**EXTRACT PROVIDED**
How do you measure whether an energy investment is wise or unwise? Honest or scandalous?
With budget work consuming our new Congress, the only policy discussion on climate change likely from the Capitol near term will consist of debate over energy tax breaks and subsidies.
An equally safe bet: The Solyndra debacle will continue to be invoked as reason to stem investment in green technologies.
The California-based solar manufacturer went belly up after receiving $535 million in government-backed green-energy loans and being hyped by President Obama as proof that such investments are the hope for our future.
Republicans spent last fall trying to inject the issue into the campaign, with House investigators amassing more than 300,000 pages of documents on the failed company. The 18-month probe ultimately went nowhere.
But round off the solar-funding fiasco to a cool half-billion dollars and you have a handy yardstick for measuring all kinds of energy investments, failed or successful, public or private, forward-thinking or remedial.
Ladies and gentlemen, I give you our newest standard of measure: The Solyndra.
Southern Co.’s proposed new nuclear reactors near Augusta are behind schedule and already 1.8 Solyndras over budget, an amount that will be tacked on to the 28-Solyndra price tag the plants will already cost the utility’s ratepayers.
Uncle Sam’s two clean-coal research efforts never locked away so much as a ton of carbon dioxide. The paltry return on 3.6 Solyndras’ worth of industry and government investment in the original 2003 edition didn’t stop the Obama administration from doubling down with two more Solyndras in 2010.
In a rare bipartisan show last year, members of Congress from across the political spectrum (but not from the Corn Belt) let a federal subsidy for ethanol expire. The tax break cost at least 40 Solyndras over its 30-year history. Ethanol had been criticized on multiple levels, from its diversion of farmland to its contributions to water pollution to its inefficiency as a fuel source. In the “fiscal cliff” drama, ethanol subsidies were extended into 2013.
Speaking of hard-to-cut programs, the oil and gas industry’s annual largesse from American taxpayers is still about eight Solyndras per year. On the campaign trail, Obama promised to bring this to an end.
What’s the cost of our appetite for coal power? Residents of Kingston, Tenn. woke up to a nightmare three days before Christmas in 2008. Some 5.4 million cubic yards of coal ash slurry – a noxious, toxic flow from the Tennessee Valley Authority’s nearby coal-fired plant – ran like a “black wave” through the tiny Emory River after a holding pond dike collapsed.
More than four years later, TVA and local authorities are still dealing with cleanup and arguing over damages. The spill brought national attention to coal-fired power’s waste stream. Federal officials estimate that there are 47 “high-hazard” coal ash ponds across the United States.
This one is a tad unfair, if only because the costs are still rising. The Nevada site will likely never open – even after running up a 180-Solyndra price tag. Utilities have been paying into a project fund for years while managing their nuke waste on-site, and both they and state agencies have sued the feds to recover their 60-Solyndra stake.

**THE PROBLEM**
In the text on energy investments, how much did the ethanol tax break cost over its 30-year history, in the text's unit of measure?

**DATA RECORDS**
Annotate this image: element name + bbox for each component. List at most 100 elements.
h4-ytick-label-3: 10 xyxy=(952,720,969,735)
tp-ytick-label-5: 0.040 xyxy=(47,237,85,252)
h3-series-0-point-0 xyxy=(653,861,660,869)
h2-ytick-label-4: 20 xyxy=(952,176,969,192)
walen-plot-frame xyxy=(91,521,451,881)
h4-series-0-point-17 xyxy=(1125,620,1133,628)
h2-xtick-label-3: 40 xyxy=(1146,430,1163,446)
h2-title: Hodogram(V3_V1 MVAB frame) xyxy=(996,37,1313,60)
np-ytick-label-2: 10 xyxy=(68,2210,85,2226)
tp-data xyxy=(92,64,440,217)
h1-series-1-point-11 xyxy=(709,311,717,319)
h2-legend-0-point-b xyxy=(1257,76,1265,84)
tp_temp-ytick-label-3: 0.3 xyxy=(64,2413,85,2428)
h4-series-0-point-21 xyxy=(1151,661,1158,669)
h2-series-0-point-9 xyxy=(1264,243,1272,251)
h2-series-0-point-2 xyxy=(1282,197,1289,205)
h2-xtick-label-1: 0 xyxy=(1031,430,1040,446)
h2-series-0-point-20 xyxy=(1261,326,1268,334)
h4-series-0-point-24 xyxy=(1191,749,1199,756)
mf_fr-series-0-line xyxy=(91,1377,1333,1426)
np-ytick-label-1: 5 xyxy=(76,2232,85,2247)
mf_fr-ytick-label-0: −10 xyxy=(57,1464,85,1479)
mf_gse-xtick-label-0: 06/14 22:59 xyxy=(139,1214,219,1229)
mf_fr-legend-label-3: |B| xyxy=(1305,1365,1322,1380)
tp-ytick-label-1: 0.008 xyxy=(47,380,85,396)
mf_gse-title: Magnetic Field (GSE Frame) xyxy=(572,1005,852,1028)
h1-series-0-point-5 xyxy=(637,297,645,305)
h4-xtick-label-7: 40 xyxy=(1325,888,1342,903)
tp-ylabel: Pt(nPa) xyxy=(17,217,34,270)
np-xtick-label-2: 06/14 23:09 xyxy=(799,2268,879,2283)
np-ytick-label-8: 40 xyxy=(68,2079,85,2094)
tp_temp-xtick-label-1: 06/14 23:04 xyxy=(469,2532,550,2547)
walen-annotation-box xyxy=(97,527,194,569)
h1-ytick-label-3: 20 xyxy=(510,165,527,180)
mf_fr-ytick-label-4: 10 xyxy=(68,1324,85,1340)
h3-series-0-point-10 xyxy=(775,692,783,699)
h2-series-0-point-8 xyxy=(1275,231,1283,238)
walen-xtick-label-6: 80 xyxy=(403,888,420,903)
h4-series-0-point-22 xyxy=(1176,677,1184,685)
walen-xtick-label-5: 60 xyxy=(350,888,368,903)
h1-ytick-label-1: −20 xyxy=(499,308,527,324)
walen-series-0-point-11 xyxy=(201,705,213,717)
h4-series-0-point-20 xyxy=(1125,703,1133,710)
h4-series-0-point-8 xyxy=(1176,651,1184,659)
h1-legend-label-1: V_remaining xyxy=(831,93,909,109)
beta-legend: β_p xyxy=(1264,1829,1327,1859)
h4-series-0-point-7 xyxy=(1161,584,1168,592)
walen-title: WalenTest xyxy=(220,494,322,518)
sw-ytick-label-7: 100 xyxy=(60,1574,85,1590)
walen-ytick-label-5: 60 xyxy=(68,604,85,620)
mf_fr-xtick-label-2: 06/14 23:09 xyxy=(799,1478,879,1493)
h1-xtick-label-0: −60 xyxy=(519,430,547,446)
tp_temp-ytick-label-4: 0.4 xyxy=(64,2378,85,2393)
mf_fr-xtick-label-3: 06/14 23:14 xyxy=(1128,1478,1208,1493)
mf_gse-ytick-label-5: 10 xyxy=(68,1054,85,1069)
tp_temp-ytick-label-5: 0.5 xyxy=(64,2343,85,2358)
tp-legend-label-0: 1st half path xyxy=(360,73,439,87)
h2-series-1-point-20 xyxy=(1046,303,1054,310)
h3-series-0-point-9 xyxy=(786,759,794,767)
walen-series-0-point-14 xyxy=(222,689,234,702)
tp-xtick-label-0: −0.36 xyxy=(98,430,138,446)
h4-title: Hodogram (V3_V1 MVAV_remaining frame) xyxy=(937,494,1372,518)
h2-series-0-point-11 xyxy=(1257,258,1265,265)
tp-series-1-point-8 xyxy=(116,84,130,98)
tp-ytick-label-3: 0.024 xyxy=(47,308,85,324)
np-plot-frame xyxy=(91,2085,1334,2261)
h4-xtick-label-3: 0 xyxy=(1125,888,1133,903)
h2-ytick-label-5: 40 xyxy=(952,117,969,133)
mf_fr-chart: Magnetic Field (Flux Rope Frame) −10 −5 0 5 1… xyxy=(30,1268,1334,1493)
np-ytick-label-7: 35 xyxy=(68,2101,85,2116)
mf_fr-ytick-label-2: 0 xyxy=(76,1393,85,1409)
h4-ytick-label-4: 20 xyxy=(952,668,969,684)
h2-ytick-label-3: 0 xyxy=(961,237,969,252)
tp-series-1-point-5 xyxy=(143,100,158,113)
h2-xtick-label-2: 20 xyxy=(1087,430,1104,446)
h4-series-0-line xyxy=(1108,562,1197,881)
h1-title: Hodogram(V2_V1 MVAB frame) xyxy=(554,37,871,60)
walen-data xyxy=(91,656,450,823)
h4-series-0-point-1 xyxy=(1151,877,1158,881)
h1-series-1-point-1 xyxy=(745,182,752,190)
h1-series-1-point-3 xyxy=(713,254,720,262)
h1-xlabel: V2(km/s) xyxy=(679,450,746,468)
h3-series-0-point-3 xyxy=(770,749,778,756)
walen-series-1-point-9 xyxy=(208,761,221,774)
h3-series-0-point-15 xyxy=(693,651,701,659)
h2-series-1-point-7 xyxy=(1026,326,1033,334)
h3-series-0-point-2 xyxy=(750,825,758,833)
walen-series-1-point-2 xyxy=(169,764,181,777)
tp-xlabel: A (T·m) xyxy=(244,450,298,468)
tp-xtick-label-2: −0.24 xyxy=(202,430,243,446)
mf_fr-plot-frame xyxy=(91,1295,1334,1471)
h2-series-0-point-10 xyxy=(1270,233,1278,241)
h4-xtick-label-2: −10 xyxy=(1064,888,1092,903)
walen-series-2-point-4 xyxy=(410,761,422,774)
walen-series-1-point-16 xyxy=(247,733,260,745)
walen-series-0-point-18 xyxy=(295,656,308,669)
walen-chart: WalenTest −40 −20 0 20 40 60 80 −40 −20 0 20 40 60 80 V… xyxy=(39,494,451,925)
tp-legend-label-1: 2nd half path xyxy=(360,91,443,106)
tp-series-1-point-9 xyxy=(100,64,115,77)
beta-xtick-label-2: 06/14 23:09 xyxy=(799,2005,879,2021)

**RESPONSE BELOW**
At least 40 Solyndras.